The problem: Write out each line beneath this one exactly as it reads.

Records provided:
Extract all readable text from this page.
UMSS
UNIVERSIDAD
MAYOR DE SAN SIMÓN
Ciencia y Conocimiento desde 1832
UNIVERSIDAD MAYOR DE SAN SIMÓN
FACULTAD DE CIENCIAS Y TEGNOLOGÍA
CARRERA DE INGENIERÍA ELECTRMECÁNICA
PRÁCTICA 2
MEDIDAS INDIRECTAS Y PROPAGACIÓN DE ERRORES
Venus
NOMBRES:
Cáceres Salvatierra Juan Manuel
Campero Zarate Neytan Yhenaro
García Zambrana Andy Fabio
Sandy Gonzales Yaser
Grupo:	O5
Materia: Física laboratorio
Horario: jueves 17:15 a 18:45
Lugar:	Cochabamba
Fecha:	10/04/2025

Finished exercise:
Extract all readable text from this page.
UMSS
UNIVERSIDAD
MAYOR DE SAN SIMÓN
Ciencia y Conocimiento desde 1832
UNIVERSIDAD MAYOR DE SAN SIMÓN
FACULTAD DE CIENCIAS Y TEGNOLOGÍA
CARRERA DE INGENIERÍA ELECTRMECÁNICA
PRÁCTICA 2
MEDIDAS INDIRECTAS Y PROPAGACIÓN DE ERRORES
Venus
NOMBRES:
Cáceres Salvatierra Juan Manuel
Campero Zarate Neytan Yhenaro
García Zambrana Andy Fabio
Sandy Gonzales Yaser
Grupo:	O5
Materia: Física laboratorio
Horario: jueves 17:15 a 18:45
Lugar:	Cochabamba
Fecha:	10/04/2025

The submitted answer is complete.